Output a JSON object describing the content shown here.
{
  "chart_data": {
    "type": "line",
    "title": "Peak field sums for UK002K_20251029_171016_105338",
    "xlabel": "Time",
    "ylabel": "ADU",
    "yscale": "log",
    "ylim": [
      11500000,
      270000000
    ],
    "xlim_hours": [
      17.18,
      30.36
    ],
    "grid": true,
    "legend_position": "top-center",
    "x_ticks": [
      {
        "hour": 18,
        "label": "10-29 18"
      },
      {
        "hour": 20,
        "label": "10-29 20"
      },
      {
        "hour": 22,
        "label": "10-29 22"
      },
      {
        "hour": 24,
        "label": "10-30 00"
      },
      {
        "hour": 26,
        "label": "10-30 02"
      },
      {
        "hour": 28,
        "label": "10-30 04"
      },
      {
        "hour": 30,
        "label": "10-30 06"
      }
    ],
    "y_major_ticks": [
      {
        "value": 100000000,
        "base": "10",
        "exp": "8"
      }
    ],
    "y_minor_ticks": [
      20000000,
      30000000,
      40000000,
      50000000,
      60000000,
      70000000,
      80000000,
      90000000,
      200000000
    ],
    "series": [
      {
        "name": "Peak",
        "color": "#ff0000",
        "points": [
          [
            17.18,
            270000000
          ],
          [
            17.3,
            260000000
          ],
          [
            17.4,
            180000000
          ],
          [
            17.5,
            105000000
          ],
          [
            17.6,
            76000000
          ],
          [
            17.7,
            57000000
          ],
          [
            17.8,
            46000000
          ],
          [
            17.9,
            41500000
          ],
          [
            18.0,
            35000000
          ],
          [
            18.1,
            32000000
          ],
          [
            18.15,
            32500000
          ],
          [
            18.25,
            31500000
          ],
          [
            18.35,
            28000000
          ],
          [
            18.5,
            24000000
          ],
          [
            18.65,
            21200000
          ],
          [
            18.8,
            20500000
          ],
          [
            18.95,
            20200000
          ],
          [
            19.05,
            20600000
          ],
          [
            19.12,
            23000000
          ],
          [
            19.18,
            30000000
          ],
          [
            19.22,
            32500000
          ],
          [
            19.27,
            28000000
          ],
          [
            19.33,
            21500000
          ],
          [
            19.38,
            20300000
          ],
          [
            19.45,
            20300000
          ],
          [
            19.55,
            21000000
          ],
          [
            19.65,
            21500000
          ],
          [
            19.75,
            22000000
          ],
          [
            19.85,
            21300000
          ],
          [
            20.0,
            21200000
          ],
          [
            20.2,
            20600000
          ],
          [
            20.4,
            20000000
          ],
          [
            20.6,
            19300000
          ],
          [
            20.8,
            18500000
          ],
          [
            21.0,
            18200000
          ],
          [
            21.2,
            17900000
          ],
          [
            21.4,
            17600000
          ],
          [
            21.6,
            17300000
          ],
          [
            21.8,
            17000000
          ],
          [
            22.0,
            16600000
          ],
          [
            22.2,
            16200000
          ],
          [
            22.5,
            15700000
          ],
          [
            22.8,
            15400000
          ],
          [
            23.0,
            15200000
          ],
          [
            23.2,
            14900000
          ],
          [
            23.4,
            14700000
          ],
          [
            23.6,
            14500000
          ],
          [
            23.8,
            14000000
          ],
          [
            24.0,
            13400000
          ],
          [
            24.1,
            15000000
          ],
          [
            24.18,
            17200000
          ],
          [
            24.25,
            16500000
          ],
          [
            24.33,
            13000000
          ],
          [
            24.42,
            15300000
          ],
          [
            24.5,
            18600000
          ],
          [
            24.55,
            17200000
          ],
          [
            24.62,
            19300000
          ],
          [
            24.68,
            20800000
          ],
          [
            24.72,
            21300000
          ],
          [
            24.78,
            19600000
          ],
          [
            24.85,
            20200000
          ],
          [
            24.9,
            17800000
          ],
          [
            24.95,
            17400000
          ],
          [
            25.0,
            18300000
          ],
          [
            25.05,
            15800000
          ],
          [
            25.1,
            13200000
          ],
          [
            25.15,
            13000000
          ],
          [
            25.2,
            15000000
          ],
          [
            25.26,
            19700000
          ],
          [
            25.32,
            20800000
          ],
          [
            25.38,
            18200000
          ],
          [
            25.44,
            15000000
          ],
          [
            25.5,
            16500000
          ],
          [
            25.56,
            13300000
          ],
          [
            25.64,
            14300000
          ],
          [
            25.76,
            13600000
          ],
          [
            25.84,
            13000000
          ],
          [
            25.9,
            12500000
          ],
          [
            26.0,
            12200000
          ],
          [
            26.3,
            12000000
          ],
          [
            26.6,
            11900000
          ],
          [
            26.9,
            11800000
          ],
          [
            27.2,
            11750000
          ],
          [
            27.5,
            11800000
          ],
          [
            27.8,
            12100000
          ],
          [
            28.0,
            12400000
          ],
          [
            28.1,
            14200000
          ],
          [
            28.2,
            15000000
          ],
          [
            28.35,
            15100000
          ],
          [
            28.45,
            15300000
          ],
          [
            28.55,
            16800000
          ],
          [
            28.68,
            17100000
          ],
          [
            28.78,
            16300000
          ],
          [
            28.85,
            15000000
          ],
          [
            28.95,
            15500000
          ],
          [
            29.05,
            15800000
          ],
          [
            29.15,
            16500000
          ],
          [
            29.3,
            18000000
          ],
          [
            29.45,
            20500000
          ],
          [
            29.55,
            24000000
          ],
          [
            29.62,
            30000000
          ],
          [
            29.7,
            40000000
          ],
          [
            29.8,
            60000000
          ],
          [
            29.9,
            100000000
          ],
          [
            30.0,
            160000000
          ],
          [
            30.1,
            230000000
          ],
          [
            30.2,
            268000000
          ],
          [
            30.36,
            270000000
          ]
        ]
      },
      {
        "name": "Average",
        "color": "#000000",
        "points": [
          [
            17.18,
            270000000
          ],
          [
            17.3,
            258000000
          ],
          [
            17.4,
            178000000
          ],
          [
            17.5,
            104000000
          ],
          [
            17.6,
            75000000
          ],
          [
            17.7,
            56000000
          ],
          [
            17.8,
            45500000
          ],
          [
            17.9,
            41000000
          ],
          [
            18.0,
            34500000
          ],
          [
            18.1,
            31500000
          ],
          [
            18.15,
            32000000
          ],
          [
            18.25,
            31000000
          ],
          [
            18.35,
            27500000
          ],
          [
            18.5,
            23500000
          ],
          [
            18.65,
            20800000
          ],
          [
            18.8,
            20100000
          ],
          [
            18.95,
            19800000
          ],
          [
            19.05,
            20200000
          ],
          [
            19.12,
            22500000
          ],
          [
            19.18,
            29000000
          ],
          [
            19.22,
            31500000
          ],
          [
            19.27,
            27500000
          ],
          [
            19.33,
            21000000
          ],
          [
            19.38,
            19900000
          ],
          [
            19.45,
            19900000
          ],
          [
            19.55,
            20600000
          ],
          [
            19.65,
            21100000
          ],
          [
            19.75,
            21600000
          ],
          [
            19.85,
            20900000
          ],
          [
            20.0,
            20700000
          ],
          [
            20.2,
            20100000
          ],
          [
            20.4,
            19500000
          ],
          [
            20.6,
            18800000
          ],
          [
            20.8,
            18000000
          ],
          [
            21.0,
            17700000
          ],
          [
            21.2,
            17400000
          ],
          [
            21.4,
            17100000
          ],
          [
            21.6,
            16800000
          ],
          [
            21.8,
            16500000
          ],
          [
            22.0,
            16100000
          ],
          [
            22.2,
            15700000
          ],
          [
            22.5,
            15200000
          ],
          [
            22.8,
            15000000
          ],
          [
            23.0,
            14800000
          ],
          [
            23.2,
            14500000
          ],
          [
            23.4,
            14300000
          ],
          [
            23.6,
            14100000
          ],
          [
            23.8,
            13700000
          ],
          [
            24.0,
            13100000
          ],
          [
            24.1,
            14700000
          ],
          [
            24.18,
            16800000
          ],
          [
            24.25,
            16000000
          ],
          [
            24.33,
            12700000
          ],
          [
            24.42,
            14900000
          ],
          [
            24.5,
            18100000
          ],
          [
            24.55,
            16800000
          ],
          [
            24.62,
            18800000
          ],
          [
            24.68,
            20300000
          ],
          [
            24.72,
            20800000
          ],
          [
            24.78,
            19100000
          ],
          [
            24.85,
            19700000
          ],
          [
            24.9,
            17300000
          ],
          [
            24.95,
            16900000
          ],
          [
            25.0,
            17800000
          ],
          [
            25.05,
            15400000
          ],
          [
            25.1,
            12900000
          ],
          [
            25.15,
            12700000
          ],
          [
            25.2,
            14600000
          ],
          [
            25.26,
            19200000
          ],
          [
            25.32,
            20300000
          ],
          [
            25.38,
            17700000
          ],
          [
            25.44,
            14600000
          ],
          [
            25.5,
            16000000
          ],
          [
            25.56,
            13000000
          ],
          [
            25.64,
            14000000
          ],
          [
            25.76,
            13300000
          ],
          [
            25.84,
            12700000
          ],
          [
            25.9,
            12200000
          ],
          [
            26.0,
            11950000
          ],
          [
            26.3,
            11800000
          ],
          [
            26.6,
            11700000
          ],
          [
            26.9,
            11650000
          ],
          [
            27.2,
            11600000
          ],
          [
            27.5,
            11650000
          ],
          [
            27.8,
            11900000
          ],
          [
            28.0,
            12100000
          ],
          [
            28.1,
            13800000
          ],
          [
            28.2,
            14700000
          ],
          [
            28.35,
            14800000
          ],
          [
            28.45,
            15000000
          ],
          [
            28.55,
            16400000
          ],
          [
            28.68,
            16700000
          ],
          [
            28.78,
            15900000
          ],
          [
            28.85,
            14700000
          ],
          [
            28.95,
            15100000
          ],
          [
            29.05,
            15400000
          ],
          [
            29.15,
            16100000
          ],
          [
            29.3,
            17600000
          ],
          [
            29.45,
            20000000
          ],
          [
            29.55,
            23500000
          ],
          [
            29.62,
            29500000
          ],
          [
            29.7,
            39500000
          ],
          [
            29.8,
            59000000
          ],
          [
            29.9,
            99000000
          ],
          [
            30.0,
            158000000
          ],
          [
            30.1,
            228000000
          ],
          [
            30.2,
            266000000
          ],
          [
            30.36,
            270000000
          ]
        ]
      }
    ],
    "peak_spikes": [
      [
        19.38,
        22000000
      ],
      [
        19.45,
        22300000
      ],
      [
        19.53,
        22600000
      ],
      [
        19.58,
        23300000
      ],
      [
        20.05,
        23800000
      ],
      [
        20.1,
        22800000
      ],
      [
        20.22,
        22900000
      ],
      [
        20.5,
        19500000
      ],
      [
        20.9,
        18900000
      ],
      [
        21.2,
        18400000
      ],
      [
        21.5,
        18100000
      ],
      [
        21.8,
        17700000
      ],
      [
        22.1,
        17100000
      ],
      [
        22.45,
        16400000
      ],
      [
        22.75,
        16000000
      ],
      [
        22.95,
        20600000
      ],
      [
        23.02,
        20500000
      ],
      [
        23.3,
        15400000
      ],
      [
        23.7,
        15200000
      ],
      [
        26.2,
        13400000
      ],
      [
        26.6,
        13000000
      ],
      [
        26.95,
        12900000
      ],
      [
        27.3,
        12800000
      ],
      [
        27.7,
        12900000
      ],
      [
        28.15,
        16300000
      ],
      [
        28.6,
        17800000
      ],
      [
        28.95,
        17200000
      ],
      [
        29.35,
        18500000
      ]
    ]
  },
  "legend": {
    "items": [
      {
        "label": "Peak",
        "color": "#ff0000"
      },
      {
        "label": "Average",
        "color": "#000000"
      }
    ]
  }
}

- WHAT IS BEING ASKED
Find all lines with "color" in them and copy each one.

- FULL RESPONSE
        "color": "#ff0000",
        "color": "#000000",
        "color": "#ff0000"
        "color": "#000000"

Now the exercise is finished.